** Seçilen Metin **

● ● ● ● ●

Nerede O Yiğitler?

Nerede o yiğitler ki gür
Sesleri ülkeyi bürür
Yürü dese dağlar yürür
Dur dese kalpler durur

Evet, nerde o yiğitler... Ve şu çağın gençlerine bakıyorum ve yine dudaklarımdan aynı söz dökülüyor “Nerde o yiğitler”. Bu sözü defalarca tekrarlasamda usanmayacağım sanki. Ve o çağlara dönüyorum, o yiğitleri tek tek gözümün önüne getiriyorum. Onlara baktıkça o yılları tekrar hatırlıyorum. Bir anda gözlerimden sulu sepken misali yaşlar boşanıyor.

● ● ● ● ●

** Verilen Görev A **
Seçilen metnin başındaki dörtlükte her dizenin son kelimesini sırasıyla yazın.

[Öğe bölgesi listeleri]
● ● ● ● ●

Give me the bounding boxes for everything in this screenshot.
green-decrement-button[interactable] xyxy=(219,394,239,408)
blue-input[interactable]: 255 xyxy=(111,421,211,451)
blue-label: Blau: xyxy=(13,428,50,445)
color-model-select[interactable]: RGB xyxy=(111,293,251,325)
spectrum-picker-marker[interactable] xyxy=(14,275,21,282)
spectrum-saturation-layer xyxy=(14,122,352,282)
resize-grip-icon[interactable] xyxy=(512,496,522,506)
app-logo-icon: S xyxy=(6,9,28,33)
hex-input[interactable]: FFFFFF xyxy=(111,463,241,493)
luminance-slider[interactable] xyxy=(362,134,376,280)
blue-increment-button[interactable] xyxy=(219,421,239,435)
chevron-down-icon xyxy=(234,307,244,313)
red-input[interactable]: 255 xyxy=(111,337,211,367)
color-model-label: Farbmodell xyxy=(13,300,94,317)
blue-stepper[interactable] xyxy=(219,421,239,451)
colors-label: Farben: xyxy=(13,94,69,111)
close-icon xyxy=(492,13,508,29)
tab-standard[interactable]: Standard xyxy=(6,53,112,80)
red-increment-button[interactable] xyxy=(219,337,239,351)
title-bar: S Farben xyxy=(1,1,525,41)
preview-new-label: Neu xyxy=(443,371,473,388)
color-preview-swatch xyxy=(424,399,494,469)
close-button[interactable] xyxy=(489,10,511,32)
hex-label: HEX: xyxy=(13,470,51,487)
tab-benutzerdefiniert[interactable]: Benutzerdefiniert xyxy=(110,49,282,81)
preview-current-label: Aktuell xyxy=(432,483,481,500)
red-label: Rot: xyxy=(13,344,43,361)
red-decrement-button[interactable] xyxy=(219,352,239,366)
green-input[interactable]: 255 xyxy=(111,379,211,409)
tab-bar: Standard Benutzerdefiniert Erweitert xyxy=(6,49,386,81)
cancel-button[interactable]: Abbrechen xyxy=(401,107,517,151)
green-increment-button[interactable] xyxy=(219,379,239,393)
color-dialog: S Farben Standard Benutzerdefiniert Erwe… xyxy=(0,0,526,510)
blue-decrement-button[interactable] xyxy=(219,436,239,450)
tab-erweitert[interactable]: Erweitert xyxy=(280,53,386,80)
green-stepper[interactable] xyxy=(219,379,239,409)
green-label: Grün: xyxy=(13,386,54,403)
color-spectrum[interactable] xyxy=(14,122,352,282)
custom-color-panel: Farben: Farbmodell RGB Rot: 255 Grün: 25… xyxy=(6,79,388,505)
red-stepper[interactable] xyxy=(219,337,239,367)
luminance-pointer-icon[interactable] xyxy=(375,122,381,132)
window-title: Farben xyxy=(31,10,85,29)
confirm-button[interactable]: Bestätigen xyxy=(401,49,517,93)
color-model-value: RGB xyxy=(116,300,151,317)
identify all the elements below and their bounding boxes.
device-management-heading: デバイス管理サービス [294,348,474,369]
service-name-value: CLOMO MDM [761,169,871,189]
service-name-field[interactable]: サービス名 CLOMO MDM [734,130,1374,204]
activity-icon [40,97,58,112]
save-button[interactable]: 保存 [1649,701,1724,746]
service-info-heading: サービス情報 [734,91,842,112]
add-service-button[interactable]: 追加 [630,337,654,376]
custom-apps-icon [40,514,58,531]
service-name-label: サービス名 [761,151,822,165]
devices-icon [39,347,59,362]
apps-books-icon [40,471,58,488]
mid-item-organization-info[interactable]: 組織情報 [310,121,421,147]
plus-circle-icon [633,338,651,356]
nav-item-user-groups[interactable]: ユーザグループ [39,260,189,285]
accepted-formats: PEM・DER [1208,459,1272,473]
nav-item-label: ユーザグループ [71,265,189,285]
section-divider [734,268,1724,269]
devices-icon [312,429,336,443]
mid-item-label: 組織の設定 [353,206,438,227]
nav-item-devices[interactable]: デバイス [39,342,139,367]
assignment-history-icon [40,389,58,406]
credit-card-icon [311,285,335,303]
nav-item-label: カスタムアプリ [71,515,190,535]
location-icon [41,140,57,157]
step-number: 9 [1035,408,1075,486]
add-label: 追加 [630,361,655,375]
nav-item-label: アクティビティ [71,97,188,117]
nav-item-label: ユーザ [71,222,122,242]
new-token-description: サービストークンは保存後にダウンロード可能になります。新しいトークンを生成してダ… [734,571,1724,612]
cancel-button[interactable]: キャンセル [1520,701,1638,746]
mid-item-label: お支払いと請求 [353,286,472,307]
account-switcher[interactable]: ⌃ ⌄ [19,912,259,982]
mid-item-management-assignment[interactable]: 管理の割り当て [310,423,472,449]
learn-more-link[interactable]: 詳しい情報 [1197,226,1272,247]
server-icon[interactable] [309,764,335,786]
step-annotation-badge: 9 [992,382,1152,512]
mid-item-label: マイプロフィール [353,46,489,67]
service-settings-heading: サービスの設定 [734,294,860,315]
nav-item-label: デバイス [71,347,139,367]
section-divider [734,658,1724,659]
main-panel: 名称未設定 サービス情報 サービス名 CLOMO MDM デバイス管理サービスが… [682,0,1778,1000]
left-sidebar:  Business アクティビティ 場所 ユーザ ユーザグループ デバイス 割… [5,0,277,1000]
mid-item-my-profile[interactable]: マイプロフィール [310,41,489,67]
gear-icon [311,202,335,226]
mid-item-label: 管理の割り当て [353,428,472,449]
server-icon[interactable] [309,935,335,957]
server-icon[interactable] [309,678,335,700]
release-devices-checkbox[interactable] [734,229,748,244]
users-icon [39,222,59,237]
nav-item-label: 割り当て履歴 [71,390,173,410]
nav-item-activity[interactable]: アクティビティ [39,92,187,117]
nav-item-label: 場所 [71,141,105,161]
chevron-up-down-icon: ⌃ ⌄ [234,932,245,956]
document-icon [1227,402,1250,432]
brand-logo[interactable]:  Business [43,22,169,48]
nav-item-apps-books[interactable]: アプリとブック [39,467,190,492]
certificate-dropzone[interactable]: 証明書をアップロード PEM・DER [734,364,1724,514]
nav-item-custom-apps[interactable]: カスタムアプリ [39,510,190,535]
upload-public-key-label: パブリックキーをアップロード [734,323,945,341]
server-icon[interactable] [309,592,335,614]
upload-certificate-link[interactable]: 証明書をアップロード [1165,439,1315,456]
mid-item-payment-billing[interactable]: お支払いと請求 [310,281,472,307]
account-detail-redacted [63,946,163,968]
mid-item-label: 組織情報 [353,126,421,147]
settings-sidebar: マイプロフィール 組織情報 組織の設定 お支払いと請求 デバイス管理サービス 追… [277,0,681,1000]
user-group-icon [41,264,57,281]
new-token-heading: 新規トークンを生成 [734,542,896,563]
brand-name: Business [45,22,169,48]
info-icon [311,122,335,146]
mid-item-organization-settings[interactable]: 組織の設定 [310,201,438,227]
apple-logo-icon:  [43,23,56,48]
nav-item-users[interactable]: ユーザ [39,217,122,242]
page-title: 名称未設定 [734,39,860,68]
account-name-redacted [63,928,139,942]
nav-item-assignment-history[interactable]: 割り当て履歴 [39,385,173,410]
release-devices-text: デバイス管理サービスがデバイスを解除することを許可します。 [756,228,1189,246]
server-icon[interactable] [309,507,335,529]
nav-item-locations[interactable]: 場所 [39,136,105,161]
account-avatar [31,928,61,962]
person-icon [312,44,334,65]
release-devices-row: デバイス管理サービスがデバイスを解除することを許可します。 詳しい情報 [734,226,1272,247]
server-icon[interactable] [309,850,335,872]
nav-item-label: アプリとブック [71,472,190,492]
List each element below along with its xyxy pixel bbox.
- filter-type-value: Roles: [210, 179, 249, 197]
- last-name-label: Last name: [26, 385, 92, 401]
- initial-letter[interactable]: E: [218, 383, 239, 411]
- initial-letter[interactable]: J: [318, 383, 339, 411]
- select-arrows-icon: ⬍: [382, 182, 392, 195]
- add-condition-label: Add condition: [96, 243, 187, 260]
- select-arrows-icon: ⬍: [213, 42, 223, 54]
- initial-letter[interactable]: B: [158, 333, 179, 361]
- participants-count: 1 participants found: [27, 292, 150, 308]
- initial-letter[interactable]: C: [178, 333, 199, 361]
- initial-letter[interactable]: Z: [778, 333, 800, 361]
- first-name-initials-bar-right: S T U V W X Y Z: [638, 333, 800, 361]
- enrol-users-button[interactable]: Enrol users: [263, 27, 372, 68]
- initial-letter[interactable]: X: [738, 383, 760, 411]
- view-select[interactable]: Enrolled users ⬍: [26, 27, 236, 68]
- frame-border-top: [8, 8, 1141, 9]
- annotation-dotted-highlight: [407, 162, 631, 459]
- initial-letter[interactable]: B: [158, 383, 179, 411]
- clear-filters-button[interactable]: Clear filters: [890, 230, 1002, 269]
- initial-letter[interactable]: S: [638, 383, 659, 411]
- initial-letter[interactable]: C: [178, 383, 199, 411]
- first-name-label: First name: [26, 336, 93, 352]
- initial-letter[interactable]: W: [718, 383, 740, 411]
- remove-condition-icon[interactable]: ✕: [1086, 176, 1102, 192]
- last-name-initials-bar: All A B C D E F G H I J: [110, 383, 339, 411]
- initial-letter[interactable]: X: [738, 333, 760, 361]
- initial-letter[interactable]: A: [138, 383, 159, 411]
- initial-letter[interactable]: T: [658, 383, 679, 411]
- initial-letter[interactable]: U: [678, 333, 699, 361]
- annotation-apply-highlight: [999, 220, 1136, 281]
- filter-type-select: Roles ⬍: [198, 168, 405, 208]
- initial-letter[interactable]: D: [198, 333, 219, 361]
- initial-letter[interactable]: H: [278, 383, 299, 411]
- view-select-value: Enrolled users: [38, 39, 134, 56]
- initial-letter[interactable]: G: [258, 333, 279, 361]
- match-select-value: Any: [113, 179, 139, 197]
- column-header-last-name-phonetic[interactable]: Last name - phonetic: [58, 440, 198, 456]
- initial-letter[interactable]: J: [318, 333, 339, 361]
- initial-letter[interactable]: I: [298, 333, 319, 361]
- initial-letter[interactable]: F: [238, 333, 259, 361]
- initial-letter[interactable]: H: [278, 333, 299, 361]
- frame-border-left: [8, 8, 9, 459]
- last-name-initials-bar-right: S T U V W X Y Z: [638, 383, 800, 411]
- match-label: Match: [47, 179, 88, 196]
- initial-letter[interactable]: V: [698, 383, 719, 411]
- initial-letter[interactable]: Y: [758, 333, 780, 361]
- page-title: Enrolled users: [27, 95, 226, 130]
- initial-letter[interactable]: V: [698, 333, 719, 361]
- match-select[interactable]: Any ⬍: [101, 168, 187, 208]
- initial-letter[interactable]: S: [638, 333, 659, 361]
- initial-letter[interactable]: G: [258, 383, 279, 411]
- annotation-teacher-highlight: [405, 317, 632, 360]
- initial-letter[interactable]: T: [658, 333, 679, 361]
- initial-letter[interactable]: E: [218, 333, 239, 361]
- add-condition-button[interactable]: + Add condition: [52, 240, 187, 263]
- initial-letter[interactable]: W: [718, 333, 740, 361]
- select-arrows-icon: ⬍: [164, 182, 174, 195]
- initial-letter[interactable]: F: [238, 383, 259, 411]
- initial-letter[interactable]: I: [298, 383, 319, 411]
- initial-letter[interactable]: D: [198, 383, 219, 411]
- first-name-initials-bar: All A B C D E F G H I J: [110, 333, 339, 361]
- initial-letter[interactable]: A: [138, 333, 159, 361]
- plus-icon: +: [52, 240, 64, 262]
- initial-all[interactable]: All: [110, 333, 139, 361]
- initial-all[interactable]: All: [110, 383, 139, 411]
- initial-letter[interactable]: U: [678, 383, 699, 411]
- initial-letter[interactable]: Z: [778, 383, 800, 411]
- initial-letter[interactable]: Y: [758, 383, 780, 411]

● ● ● ● ●

** Verilen Görev B **
Kayıtların ilk satırından başlayın ve "preview-new-label: Neu xyxy=(443,371,473,388)" içeren satırı da yazdıktan sonra durun. Bu aralıktaki satırları hiçbir değişiklik yapmadan aynen kaydedin.

** Alıştırma Yanıtı A **
gür
bürür
yürür
durur

** Alıştırma Yanıtı B **
Give me the bounding boxes for everything in this screenshot.
green-decrement-button[interactable] xyxy=(219,394,239,408)
blue-input[interactable]: 255 xyxy=(111,421,211,451)
blue-label: Blau: xyxy=(13,428,50,445)
color-model-select[interactable]: RGB xyxy=(111,293,251,325)
spectrum-picker-marker[interactable] xyxy=(14,275,21,282)
spectrum-saturation-layer xyxy=(14,122,352,282)
resize-grip-icon[interactable] xyxy=(512,496,522,506)
app-logo-icon: S xyxy=(6,9,28,33)
hex-input[interactable]: FFFFFF xyxy=(111,463,241,493)
luminance-slider[interactable] xyxy=(362,134,376,280)
blue-increment-button[interactable] xyxy=(219,421,239,435)
chevron-down-icon xyxy=(234,307,244,313)
red-input[interactable]: 255 xyxy=(111,337,211,367)
color-model-label: Farbmodell xyxy=(13,300,94,317)
blue-stepper[interactable] xyxy=(219,421,239,451)
colors-label: Farben: xyxy=(13,94,69,111)
close-icon xyxy=(492,13,508,29)
tab-standard[interactable]: Standard xyxy=(6,53,112,80)
red-increment-button[interactable] xyxy=(219,337,239,351)
title-bar: S Farben xyxy=(1,1,525,41)
preview-new-label: Neu xyxy=(443,371,473,388)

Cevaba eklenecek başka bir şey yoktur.